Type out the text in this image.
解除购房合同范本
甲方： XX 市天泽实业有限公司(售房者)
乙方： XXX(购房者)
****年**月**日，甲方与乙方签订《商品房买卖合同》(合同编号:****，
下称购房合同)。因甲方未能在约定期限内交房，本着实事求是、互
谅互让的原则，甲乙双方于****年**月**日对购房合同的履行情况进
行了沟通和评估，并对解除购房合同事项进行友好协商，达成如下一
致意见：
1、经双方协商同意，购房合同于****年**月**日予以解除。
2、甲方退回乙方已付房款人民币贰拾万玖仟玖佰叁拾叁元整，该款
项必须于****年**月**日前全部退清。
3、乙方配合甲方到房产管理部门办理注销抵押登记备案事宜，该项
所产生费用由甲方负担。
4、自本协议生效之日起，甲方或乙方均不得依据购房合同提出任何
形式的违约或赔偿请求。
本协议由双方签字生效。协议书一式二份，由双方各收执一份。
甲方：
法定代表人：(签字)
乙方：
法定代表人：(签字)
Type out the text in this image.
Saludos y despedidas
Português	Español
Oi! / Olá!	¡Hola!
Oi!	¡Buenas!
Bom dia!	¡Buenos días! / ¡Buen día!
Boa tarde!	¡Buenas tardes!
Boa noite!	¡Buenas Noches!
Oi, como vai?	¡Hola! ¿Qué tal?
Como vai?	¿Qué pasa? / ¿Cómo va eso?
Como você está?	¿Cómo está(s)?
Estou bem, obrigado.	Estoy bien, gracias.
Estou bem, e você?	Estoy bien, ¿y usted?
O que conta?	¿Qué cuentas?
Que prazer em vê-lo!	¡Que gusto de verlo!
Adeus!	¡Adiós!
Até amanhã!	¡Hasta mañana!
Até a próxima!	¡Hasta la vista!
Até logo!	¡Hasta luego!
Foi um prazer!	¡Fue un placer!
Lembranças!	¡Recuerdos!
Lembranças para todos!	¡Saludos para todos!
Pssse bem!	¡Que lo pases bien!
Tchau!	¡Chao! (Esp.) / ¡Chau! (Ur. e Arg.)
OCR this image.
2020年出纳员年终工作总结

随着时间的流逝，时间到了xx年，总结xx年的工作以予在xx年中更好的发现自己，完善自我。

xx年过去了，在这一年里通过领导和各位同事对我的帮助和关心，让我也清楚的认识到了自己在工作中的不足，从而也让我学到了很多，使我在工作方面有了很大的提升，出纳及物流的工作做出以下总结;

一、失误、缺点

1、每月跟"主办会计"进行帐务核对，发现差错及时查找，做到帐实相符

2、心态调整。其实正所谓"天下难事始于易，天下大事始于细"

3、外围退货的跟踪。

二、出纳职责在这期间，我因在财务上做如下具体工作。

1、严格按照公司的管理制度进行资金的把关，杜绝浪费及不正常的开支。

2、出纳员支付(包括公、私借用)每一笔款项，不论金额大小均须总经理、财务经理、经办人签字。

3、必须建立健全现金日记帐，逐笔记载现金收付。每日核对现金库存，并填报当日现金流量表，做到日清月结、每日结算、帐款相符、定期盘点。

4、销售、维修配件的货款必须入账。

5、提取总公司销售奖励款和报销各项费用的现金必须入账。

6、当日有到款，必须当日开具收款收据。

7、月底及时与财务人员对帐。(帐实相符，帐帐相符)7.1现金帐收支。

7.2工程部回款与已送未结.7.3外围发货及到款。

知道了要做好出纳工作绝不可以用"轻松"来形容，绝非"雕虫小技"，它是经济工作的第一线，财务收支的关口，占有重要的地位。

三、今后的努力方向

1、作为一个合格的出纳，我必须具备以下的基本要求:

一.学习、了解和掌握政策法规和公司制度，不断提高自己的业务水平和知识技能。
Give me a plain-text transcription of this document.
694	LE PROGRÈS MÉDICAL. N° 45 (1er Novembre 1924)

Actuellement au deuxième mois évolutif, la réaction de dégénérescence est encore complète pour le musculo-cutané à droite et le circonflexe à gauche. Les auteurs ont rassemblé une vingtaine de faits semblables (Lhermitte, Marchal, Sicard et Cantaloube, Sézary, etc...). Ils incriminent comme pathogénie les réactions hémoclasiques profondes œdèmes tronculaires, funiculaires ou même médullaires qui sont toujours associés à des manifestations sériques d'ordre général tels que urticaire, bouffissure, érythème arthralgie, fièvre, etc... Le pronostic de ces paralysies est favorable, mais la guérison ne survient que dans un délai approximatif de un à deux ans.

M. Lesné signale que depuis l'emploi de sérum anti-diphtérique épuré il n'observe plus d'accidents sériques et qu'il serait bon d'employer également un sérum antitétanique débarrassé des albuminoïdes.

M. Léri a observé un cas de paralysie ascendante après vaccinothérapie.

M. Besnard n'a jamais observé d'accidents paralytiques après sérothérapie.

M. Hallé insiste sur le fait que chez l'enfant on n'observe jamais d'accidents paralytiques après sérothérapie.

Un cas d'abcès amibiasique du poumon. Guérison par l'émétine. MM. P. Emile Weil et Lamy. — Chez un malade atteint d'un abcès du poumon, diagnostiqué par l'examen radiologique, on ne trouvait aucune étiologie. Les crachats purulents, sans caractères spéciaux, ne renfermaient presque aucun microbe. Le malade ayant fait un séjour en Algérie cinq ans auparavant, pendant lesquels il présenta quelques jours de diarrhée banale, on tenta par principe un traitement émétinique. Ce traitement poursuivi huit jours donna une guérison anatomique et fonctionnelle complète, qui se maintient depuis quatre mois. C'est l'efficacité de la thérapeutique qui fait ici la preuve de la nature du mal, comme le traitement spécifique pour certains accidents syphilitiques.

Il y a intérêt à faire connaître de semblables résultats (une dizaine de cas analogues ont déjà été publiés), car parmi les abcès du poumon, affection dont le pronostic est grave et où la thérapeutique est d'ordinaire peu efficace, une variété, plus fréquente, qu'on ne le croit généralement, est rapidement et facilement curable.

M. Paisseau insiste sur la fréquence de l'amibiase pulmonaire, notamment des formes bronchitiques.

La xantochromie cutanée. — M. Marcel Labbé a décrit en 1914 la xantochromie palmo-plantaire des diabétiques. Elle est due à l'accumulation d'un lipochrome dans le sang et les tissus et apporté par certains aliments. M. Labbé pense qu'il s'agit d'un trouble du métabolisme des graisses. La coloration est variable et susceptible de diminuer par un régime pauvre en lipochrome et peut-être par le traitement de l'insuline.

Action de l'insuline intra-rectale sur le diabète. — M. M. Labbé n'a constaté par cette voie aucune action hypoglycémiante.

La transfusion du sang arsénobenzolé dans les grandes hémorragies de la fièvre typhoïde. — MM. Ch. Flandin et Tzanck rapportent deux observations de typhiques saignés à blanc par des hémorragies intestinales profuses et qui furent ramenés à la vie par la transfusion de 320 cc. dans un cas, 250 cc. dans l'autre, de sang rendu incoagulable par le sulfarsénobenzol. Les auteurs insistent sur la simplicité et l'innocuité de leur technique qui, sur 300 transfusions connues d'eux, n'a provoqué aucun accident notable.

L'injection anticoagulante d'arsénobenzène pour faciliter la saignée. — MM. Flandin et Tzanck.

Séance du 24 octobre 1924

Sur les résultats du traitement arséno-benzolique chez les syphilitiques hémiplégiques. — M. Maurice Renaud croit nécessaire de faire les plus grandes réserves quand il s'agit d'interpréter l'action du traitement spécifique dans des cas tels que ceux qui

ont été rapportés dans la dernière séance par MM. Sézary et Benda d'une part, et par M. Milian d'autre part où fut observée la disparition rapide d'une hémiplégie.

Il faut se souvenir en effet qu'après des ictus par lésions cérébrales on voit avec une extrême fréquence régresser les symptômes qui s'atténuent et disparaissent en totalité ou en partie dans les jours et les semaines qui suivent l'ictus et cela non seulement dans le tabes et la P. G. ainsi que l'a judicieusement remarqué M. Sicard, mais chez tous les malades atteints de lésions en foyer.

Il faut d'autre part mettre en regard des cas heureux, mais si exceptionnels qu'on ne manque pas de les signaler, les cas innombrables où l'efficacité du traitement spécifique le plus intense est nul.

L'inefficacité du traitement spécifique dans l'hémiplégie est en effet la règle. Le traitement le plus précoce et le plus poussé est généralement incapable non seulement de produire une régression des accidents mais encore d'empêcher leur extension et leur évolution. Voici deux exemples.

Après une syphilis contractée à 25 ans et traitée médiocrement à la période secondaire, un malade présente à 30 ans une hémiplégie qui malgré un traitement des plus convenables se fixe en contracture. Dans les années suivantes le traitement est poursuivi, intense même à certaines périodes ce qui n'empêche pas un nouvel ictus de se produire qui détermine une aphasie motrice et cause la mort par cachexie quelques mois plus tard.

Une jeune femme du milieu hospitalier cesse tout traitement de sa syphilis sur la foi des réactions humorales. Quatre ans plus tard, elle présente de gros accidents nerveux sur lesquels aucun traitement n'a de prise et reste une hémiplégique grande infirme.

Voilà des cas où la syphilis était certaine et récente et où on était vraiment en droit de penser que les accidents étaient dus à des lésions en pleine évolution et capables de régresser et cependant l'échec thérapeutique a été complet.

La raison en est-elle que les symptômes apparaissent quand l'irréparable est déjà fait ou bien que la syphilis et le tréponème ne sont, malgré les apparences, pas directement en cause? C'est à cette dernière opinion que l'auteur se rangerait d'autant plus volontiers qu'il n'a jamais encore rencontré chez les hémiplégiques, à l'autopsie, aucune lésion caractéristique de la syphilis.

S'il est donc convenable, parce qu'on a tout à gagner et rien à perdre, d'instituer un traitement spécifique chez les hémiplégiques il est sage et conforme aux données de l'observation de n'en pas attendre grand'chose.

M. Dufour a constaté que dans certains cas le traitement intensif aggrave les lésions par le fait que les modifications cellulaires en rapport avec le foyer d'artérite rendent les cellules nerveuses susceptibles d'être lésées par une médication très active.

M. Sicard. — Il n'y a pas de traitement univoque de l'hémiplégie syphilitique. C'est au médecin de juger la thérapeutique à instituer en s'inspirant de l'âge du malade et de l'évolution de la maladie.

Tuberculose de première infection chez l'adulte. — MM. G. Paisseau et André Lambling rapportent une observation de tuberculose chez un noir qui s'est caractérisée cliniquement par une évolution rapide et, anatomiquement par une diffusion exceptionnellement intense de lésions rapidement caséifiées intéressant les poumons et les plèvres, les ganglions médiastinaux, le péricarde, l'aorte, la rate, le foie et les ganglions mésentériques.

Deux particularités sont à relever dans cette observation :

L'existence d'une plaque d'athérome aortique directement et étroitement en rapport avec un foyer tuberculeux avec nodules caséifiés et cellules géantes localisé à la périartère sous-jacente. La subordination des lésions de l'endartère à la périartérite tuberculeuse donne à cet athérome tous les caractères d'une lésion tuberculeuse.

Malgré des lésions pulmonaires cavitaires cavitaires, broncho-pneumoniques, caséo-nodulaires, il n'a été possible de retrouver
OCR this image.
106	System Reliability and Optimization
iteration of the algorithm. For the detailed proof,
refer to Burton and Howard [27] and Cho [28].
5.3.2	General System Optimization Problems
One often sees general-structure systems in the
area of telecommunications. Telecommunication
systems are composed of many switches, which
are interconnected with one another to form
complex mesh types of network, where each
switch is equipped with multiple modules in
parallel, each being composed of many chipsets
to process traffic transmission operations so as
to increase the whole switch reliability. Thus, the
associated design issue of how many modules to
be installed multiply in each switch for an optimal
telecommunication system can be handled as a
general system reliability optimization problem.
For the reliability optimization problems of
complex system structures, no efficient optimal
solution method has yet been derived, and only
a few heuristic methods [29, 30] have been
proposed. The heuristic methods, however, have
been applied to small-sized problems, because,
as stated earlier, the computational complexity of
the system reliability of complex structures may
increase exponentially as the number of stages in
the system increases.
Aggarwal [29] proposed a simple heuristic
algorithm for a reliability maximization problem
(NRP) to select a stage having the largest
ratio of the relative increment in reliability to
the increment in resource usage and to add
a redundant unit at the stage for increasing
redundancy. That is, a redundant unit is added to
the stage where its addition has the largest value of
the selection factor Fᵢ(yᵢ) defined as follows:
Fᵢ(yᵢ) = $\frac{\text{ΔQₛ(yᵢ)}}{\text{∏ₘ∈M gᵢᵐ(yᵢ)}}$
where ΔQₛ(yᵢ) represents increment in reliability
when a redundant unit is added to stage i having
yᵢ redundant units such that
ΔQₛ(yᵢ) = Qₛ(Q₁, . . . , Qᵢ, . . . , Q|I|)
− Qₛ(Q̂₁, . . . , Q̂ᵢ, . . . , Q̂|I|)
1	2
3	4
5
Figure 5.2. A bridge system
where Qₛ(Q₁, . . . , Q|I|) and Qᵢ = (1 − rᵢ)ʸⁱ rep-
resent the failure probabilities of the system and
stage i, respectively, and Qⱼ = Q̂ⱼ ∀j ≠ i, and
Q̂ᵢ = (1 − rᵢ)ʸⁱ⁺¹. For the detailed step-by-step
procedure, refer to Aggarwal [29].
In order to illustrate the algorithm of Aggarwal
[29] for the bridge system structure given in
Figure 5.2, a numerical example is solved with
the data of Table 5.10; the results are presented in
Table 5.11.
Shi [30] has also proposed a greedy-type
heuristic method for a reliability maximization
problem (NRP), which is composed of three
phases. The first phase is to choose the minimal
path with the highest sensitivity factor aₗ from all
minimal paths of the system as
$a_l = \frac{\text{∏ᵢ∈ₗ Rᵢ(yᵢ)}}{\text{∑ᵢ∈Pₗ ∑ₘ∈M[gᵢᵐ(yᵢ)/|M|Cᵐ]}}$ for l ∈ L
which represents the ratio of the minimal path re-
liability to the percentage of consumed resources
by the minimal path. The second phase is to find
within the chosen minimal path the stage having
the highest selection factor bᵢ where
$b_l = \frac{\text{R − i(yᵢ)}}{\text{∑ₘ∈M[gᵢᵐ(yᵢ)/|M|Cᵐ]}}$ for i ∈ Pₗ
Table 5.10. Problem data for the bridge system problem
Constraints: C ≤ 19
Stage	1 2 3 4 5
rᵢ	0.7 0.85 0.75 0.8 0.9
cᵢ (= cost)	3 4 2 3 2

· · · · ·

SHORT PROBLEM:
Copy out the lines that hold "structures".

THE COMPLETED TASK:
complex system structures, no efficient optimal
the system reliability of complex structures may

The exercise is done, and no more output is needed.